**Short task**. Make an exact copy of all the entries, with the pictures left out.

++++ Material

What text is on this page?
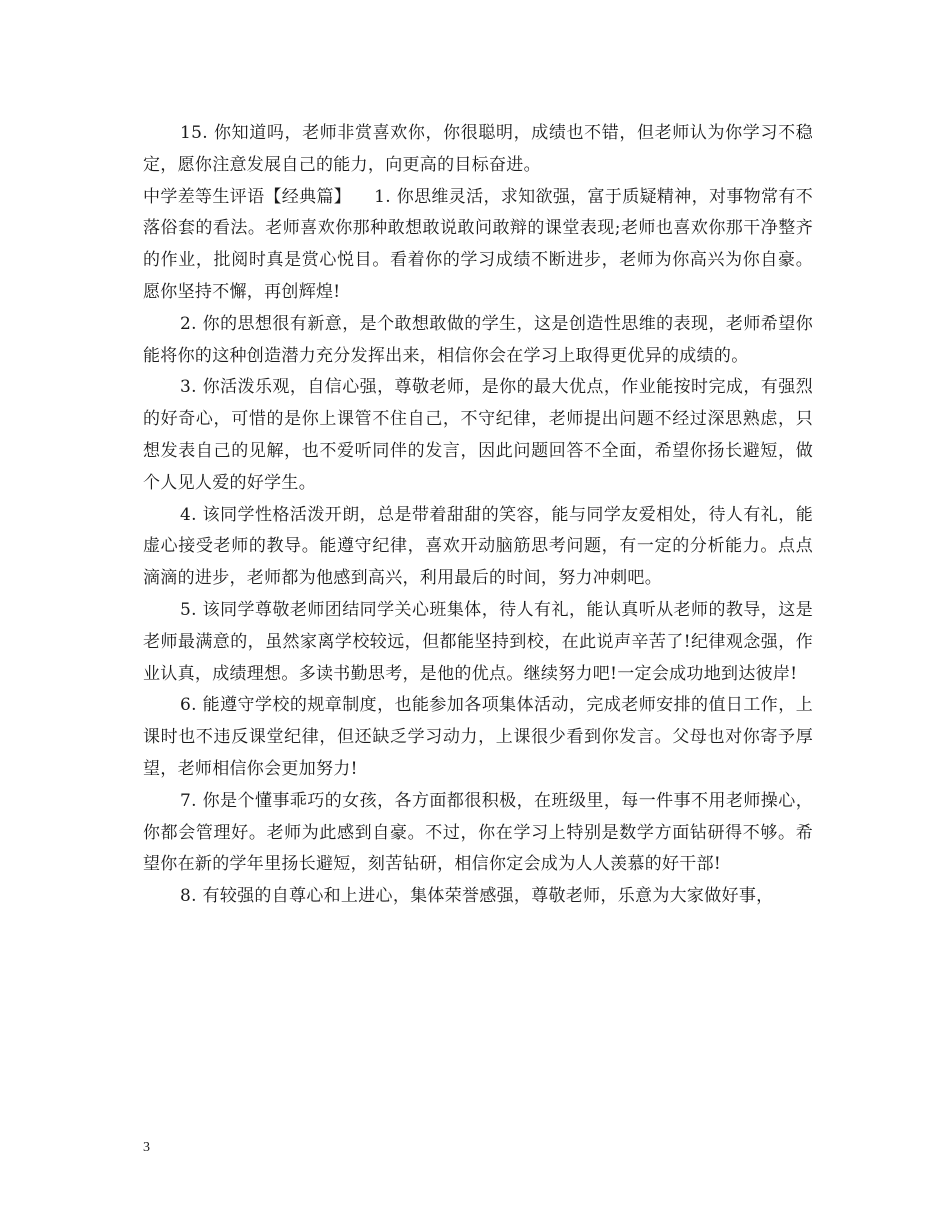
15. 你知道吗，老师非赏喜欢你，你很聪明，成绩也不错，但老师认为你学习不稳定，愿你注意发展自己的能力，向更高的目标奋进。

中学差等生评语【经典篇】    1. 你思维灵活，求知欲强，富于质疑精神，对事物常有不落俗套的看法。老师喜欢你那种敢想敢说敢问敢辩的课堂表现;老师也喜欢你那干净整齐的作业，批阅时真是赏心悦目。看着你的学习成绩不断进步，老师为你高兴为你自豪。愿你坚持不懈，再创辉煌!

2. 你的思想很有新意，是个敢想敢做的学生，这是创造性思维的表现，老师希望你能将你的这种创造潜力充分发挥出来，相信你会在学习上取得更优异的成绩的。

3. 你活泼乐观，自信心强，尊敬老师，是你的最大优点，作业能按时完成，有强烈的好奇心，可惜的是你上课管不住自己，不守纪律，老师提出问题不经过深思熟虑，只想发表自己的见解，也不爱听同伴的发言，因此问题回答不全面，希望你扬长避短，做个人见人爱的好学生。

4. 该同学性格活泼开朗，总是带着甜甜的笑容，能与同学友爱相处，待人有礼，能虚心接受老师的教导。能遵守纪律，喜欢开动脑筋思考问题，有一定的分析能力。点点滴滴的进步，老师都为他感到高兴，利用最后的时间，努力冲刺吧。

5. 该同学尊敬老师团结同学关心班集体，待人有礼，能认真听从老师的教导，这是老师最满意的，虽然家离学校较远，但都能坚持到校，在此说声辛苦了!纪律观念强，作业认真，成绩理想。多读书勤思考，是他的优点。继续努力吧!一定会成功地到达彼岸!

6. 能遵守学校的规章制度，也能参加各项集体活动，完成老师安排的值日工作，上课时也不违反课堂纪律，但还缺乏学习动力，上课很少看到你发言。父母也对你寄予厚望，老师相信你会更加努力!

7. 你是个懂事乖巧的女孩，各方面都很积极，在班级里，每一件事不用老师操心，你都会管理好。老师为此感到自豪。不过，你在学习上特别是数学方面钻研得不够。希望你在新的学年里扬长避短，刻苦钻研，相信你定会成为人人羡慕的好干部!

8. 有较强的自尊心和上进心，集体荣誉感强，尊敬老师，乐意为大家做好事，

3
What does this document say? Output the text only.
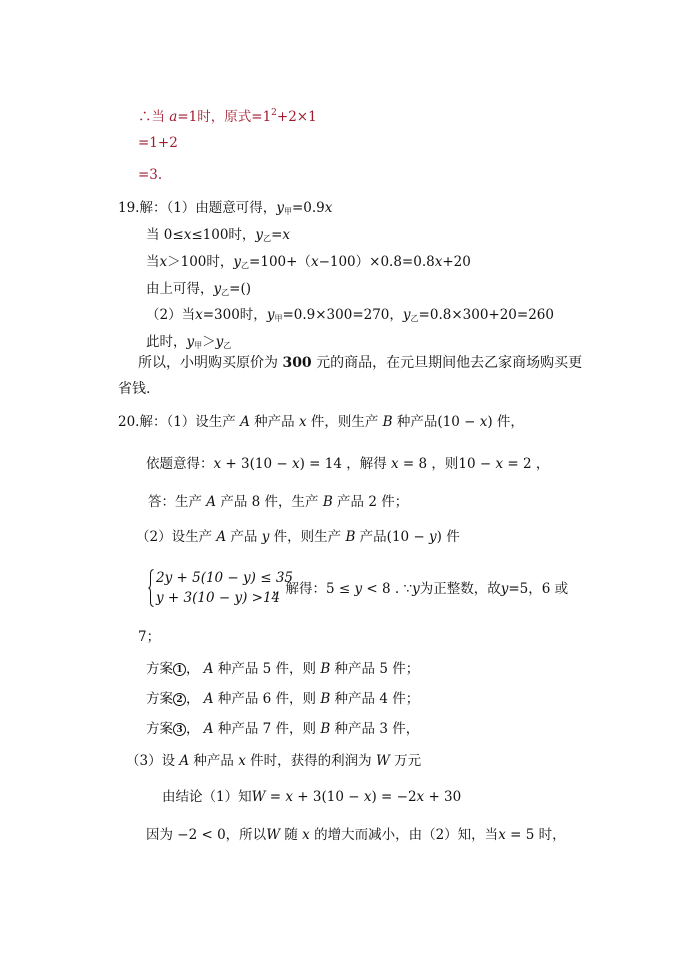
∴当 a=1时，原式$=1^2+2\times 1$
=1+2
=3.
19.解：（1）由题意可得，$y_甲=0.9x$
当 0≤x≤100时，$y_乙=x$
当x＞100时，$y_乙=100+(x-100)\times 0.8=0.8x+20$
由上可得，$y_乙=()$
（2）当x=300时，$y_甲=0.9\times 300=270$，$y_乙=0.8\times 300+20=260$
此时，$y_甲>y_乙$
所以，小明购买原价为 300 元的商品，在元旦期间他去乙家商场购买更
省钱.
20.解：（1）设生产 A 种产品 x 件，则生产 B 种产品(10 − x) 件，
依题意得：x + 3(10 − x) = 14 ，解得 x = 8 ，则10 − x = 2 ，
答：生产 A 产品 8 件，生产 B 产品 2 件；
（2）设生产 A 产品 y 件，则生产 B 产品(10 − y) 件
2y + 5(10 − y) ≤ 35
y + 3(10 − y) >14
，解得：5 ≤ y < 8 . ∵y为正整数，故y=5，6 或
7；
方案 1 ， A 种产品 5 件，则 B 种产品 5 件；
方案 2 ， A 种产品 6 件，则 B 种产品 4 件；
方案 3 ， A 种产品 7 件，则 B 种产品 3 件，
（3）设 A 种产品 x 件时，获得的利润为 W 万元
由结论（1）知W = x + 3(10 − x) = −2x + 30
因为 −2 < 0，所以W 随 x 的增大而减小，由（2）知，当x = 5 时，
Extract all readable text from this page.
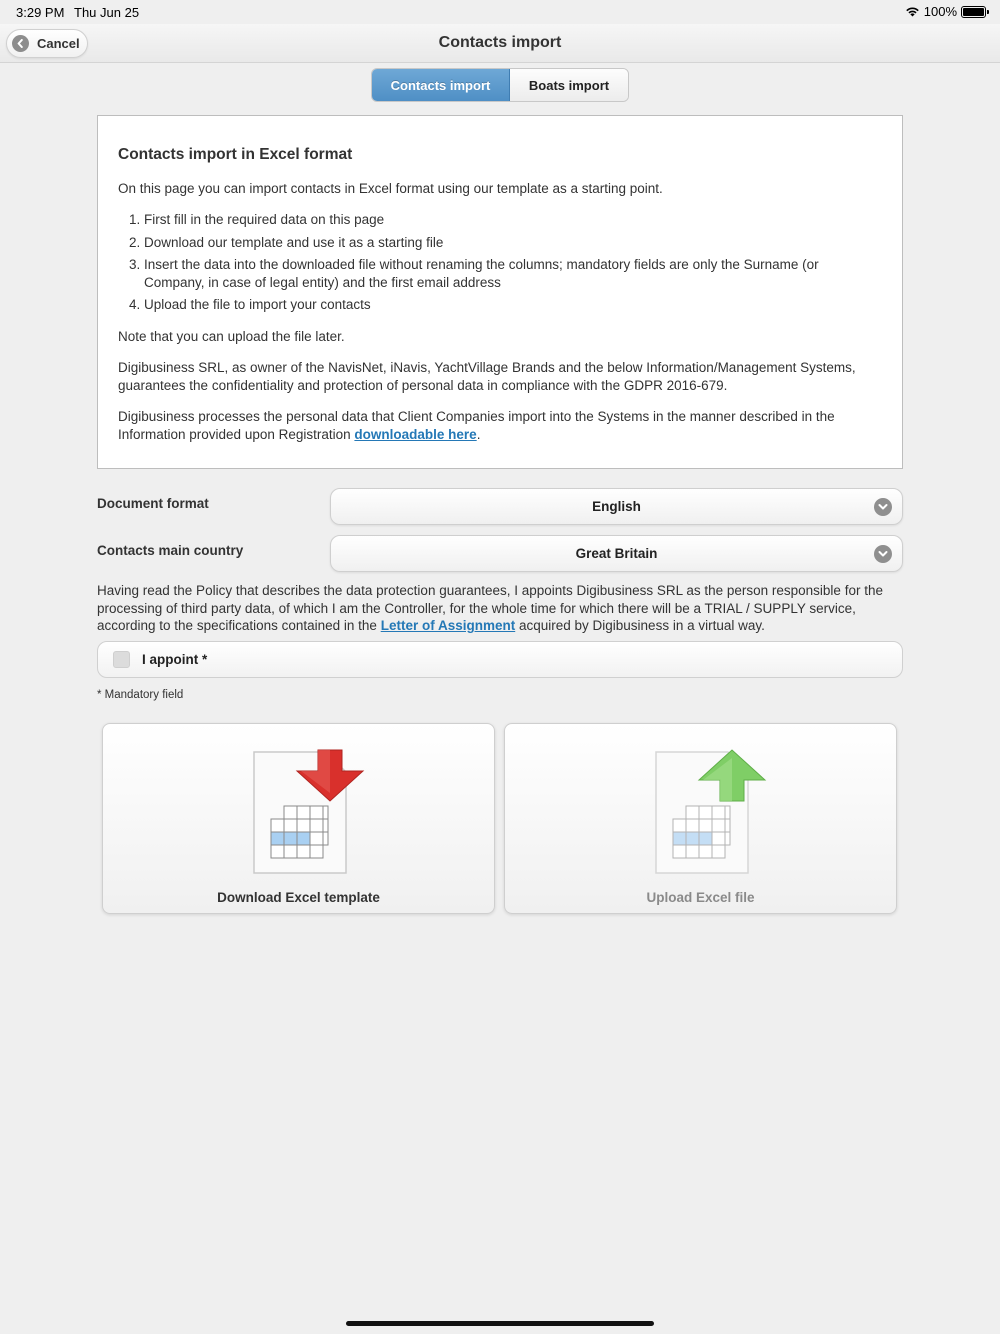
3:29 PM Thu Jun 25	100%
Cancel	Contacts import
Contacts import	Boats import
Contacts import in Excel format

On this page you can import contacts in Excel format using our template as a starting point.

1. First fill in the required data on this page
2. Download our template and use it as a starting file
3. Insert the data into the downloaded file without renaming the columns; mandatory fields are only the Surname (or Company, in case of legal entity) and the first email address
4. Upload the file to import your contacts

Note that you can upload the file later.

Digibusiness SRL, as owner of the NavisNet, iNavis, YachtVillage Brands and the below Information/Management Systems, guarantees the confidentiality and protection of personal data in compliance with the GDPR 2016-679.

Digibusiness processes the personal data that Client Companies import into the Systems in the manner described in the Information provided upon Registration downloadable here.

Document format	English
Contacts main country	Great Britain
Having read the Policy that describes the data protection guarantees, I appoints Digibusiness SRL as the person responsible for the processing of third party data, of which I am the Controller, for the whole time for which there will be a TRIAL / SUPPLY service, according to the specifications contained in the Letter of Assignment acquired by Digibusiness in a virtual way.
I appoint *
* Mandatory field
Download Excel template	Upload Excel file
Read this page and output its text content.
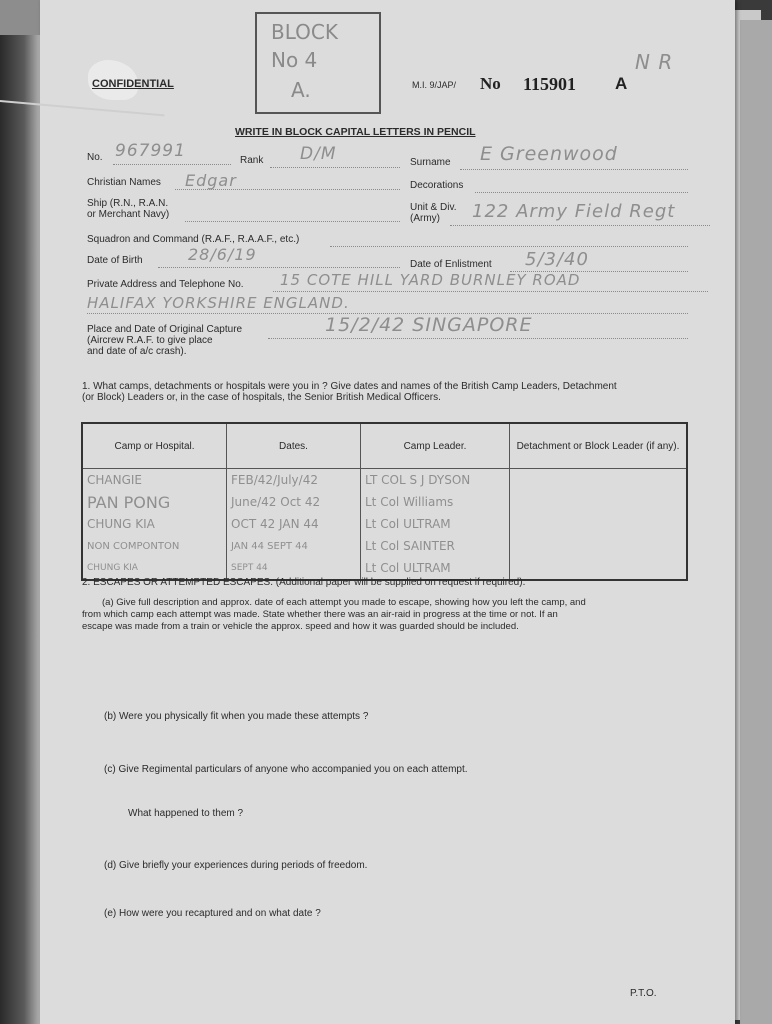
CONFIDENTIAL
BLOCK
No 4
A.	M.I. 9/JAP/ No 115901 A
N R
WRITE IN BLOCK CAPITAL LETTERS IN PENCIL
No. 967991	Rank D/M	Surname E Greenwood
Christian Names Edgar	Decorations
Ship (R.N., R.A.N.
or Merchant Navy)
Unit & Div.
(Army) 122 Army Field Regt
Squadron and Command (R.A.F., R.A.A.F., etc.)
Date of Birth	28/6/19
Date of Enlistment 5/3/40
Private Address and Telephone No. 15 COTE HILL YARD BURNLEY ROAD
HALIFAX YORKSHIRE ENGLAND.
Place and Date of Original Capture
(Aircrew R.A.F. to give place
and date of a/c crash).
15/2/42 SINGAPORE
1. What camps, detachments or hospitals were you in ? Give dates and names of the British Camp Leaders, Detachment
(or Block) Leaders or, in the case of hospitals, the Senior British Medical Officers.
Camp or Hospital.	Dates.	Camp Leader.	Detachment or Block Leader (if any).
CHANGIE	FEB/42/July/42	LT COL S J DYSON	
PAN PONG	June/42 Oct 42	Lt Col Williams	
CHUNG KIA	OCT 42 JAN 44	Lt Col ULTRAM	
NON COMPONTON	JAN 44 SEPT 44	Lt Col SAINTER	
CHUNG KIA	SEPT 44	Lt Col ULTRAM	
2. ESCAPES OR ATTEMPTED ESCAPES. (Additional paper will be supplied on request if required).
(a) Give full description and approx. date of each attempt you made to escape, showing how you left the camp, and
from which camp each attempt was made. State whether there was an air-raid in progress at the time or not. If an
escape was made from a train or vehicle the approx. speed and how it was guarded should be included.
(b) Were you physically fit when you made these attempts ?
(c) Give Regimental particulars of anyone who accompanied you on each attempt.
What happened to them ?
(d) Give briefly your experiences during periods of freedom.
(e) How were you recaptured and on what date ?
P.T.O.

++++++++

**Response to this task**.
What text is on this page?
15. 你知道吗，老师非赏喜欢你，你很聪明，成绩也不错，但老师认为你学习不稳定，愿你注意发展自己的能力，向更高的目标奋进。

中学差等生评语【经典篇】    1. 你思维灵活，求知欲强，富于质疑精神，对事物常有不落俗套的看法。老师喜欢你那种敢想敢说敢问敢辩的课堂表现;老师也喜欢你那干净整齐的作业，批阅时真是赏心悦目。看着你的学习成绩不断进步，老师为你高兴为你自豪。愿你坚持不懈，再创辉煌!

2. 你的思想很有新意，是个敢想敢做的学生，这是创造性思维的表现，老师希望你能将你的这种创造潜力充分发挥出来，相信你会在学习上取得更优异的成绩的。

3. 你活泼乐观，自信心强，尊敬老师，是你的最大优点，作业能按时完成，有强烈的好奇心，可惜的是你上课管不住自己，不守纪律，老师提出问题不经过深思熟虑，只想发表自己的见解，也不爱听同伴的发言，因此问题回答不全面，希望你扬长避短，做个人见人爱的好学生。

4. 该同学性格活泼开朗，总是带着甜甜的笑容，能与同学友爱相处，待人有礼，能虚心接受老师的教导。能遵守纪律，喜欢开动脑筋思考问题，有一定的分析能力。点点滴滴的进步，老师都为他感到高兴，利用最后的时间，努力冲刺吧。

5. 该同学尊敬老师团结同学关心班集体，待人有礼，能认真听从老师的教导，这是老师最满意的，虽然家离学校较远，但都能坚持到校，在此说声辛苦了!纪律观念强，作业认真，成绩理想。多读书勤思考，是他的优点。继续努力吧!一定会成功地到达彼岸!

6. 能遵守学校的规章制度，也能参加各项集体活动，完成老师安排的值日工作，上课时也不违反课堂纪律，但还缺乏学习动力，上课很少看到你发言。父母也对你寄予厚望，老师相信你会更加努力!

7. 你是个懂事乖巧的女孩，各方面都很积极，在班级里，每一件事不用老师操心，你都会管理好。老师为此感到自豪。不过，你在学习上特别是数学方面钻研得不够。希望你在新的学年里扬长避短，刻苦钻研，相信你定会成为人人羡慕的好干部!

8. 有较强的自尊心和上进心，集体荣誉感强，尊敬老师，乐意为大家做好事，

3
What does this document say? Output the text only.
∴当 a=1时，原式$=1^2+2\times 1$
=1+2
=3.
19.解：（1）由题意可得，$y_甲=0.9x$
当 0≤x≤100时，$y_乙=x$
当x＞100时，$y_乙=100+(x-100)\times 0.8=0.8x+20$
由上可得，$y_乙=()$
（2）当x=300时，$y_甲=0.9\times 300=270$，$y_乙=0.8\times 300+20=260$
此时，$y_甲>y_乙$
所以，小明购买原价为 300 元的商品，在元旦期间他去乙家商场购买更
省钱.
20.解：（1）设生产 A 种产品 x 件，则生产 B 种产品(10 − x) 件，
依题意得：x + 3(10 − x) = 14 ，解得 x = 8 ，则10 − x = 2 ，
答：生产 A 产品 8 件，生产 B 产品 2 件；
（2）设生产 A 产品 y 件，则生产 B 产品(10 − y) 件
2y + 5(10 − y) ≤ 35
y + 3(10 − y) >14
，解得：5 ≤ y < 8 . ∵y为正整数，故y=5，6 或
7；
方案 1 ， A 种产品 5 件，则 B 种产品 5 件；
方案 2 ， A 种产品 6 件，则 B 种产品 4 件；
方案 3 ， A 种产品 7 件，则 B 种产品 3 件，
（3）设 A 种产品 x 件时，获得的利润为 W 万元
由结论（1）知W = x + 3(10 − x) = −2x + 30
因为 −2 < 0，所以W 随 x 的增大而减小，由（2）知，当x = 5 时，
Extract all readable text from this page.
3:29 PM Thu Jun 25	100%
Cancel	Contacts import
Contacts import	Boats import
Contacts import in Excel format

On this page you can import contacts in Excel format using our template as a starting point.

1. First fill in the required data on this page
2. Download our template and use it as a starting file
3. Insert the data into the downloaded file without renaming the columns; mandatory fields are only the Surname (or Company, in case of legal entity) and the first email address
4. Upload the file to import your contacts

Note that you can upload the file later.

Digibusiness SRL, as owner of the NavisNet, iNavis, YachtVillage Brands and the below Information/Management Systems, guarantees the confidentiality and protection of personal data in compliance with the GDPR 2016-679.

Digibusiness processes the personal data that Client Companies import into the Systems in the manner described in the Information provided upon Registration downloadable here.

Document format	English
Contacts main country	Great Britain
Having read the Policy that describes the data protection guarantees, I appoints Digibusiness SRL as the person responsible for the processing of third party data, of which I am the Controller, for the whole time for which there will be a TRIAL / SUPPLY service, according to the specifications contained in the Letter of Assignment acquired by Digibusiness in a virtual way.
I appoint *
* Mandatory field
Download Excel template	Upload Excel file
Read this page and output its text content.
CONFIDENTIAL
BLOCK
No 4
A.	M.I. 9/JAP/ No 115901 A
N R
WRITE IN BLOCK CAPITAL LETTERS IN PENCIL
No. 967991	Rank D/M	Surname E Greenwood
Christian Names Edgar	Decorations
Ship (R.N., R.A.N.
or Merchant Navy)
Unit & Div.
(Army) 122 Army Field Regt
Squadron and Command (R.A.F., R.A.A.F., etc.)
Date of Birth	28/6/19
Date of Enlistment 5/3/40
Private Address and Telephone No. 15 COTE HILL YARD BURNLEY ROAD
HALIFAX YORKSHIRE ENGLAND.
Place and Date of Original Capture
(Aircrew R.A.F. to give place
and date of a/c crash).
15/2/42 SINGAPORE
1. What camps, detachments or hospitals were you in ? Give dates and names of the British Camp Leaders, Detachment
(or Block) Leaders or, in the case of hospitals, the Senior British Medical Officers.
Camp or Hospital.	Dates.	Camp Leader.	Detachment or Block Leader (if any).
CHANGIE	FEB/42/July/42	LT COL S J DYSON	
PAN PONG	June/42 Oct 42	Lt Col Williams	
CHUNG KIA	OCT 42 JAN 44	Lt Col ULTRAM	
NON COMPONTON	JAN 44 SEPT 44	Lt Col SAINTER	
CHUNG KIA	SEPT 44	Lt Col ULTRAM	
2. ESCAPES OR ATTEMPTED ESCAPES. (Additional paper will be supplied on request if required).
(a) Give full description and approx. date of each attempt you made to escape, showing how you left the camp, and
from which camp each attempt was made. State whether there was an air-raid in progress at the time or not. If an
escape was made from a train or vehicle the approx. speed and how it was guarded should be included.
(b) Were you physically fit when you made these attempts ?
(c) Give Regimental particulars of anyone who accompanied you on each attempt.
What happened to them ?
(d) Give briefly your experiences during periods of freedom.
(e) How were you recaptured and on what date ?
P.T.O.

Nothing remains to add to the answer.